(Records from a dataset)
☆ ☆ ☆ ☆

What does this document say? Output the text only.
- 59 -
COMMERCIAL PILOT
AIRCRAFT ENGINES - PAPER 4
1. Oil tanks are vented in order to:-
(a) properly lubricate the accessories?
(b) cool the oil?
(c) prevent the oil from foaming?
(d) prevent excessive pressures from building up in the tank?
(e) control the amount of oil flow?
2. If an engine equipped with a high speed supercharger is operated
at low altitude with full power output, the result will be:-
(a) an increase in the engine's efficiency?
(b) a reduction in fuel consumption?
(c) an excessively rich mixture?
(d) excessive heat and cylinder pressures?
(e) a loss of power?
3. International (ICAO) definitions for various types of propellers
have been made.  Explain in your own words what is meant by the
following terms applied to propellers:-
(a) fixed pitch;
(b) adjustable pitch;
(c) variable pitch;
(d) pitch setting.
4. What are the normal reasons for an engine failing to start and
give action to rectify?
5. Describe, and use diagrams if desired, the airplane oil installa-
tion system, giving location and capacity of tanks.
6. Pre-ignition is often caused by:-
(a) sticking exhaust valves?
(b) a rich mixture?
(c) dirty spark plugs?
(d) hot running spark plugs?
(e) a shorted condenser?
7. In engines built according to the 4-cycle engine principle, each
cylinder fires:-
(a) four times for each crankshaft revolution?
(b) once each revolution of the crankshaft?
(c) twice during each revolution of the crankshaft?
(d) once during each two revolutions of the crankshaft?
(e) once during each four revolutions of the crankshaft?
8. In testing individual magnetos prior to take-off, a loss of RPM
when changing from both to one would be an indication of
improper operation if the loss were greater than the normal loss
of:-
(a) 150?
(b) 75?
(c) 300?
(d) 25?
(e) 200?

☆ ☆ ☆ ☆

The records above are to be repeated exactly, in their entirety.

Task result:
What does this document say? Output the text only.
- 59 -
COMMERCIAL PILOT
AIRCRAFT ENGINES - PAPER 4
1. Oil tanks are vented in order to:-
(a) properly lubricate the accessories?
(b) cool the oil?
(c) prevent the oil from foaming?
(d) prevent excessive pressures from building up in the tank?
(e) control the amount of oil flow?
2. If an engine equipped with a high speed supercharger is operated
at low altitude with full power output, the result will be:-
(a) an increase in the engine's efficiency?
(b) a reduction in fuel consumption?
(c) an excessively rich mixture?
(d) excessive heat and cylinder pressures?
(e) a loss of power?
3. International (ICAO) definitions for various types of propellers
have been made.  Explain in your own words what is meant by the
following terms applied to propellers:-
(a) fixed pitch;
(b) adjustable pitch;
(c) variable pitch;
(d) pitch setting.
4. What are the normal reasons for an engine failing to start and
give action to rectify?
5. Describe, and use diagrams if desired, the airplane oil installa-
tion system, giving location and capacity of tanks.
6. Pre-ignition is often caused by:-
(a) sticking exhaust valves?
(b) a rich mixture?
(c) dirty spark plugs?
(d) hot running spark plugs?
(e) a shorted condenser?
7. In engines built according to the 4-cycle engine principle, each
cylinder fires:-
(a) four times for each crankshaft revolution?
(b) once each revolution of the crankshaft?
(c) twice during each revolution of the crankshaft?
(d) once during each two revolutions of the crankshaft?
(e) once during each four revolutions of the crankshaft?
8. In testing individual magnetos prior to take-off, a loss of RPM
when changing from both to one would be an indication of
improper operation if the loss were greater than the normal loss
of:-
(a) 150?
(b) 75?
(c) 300?
(d) 25?
(e) 200?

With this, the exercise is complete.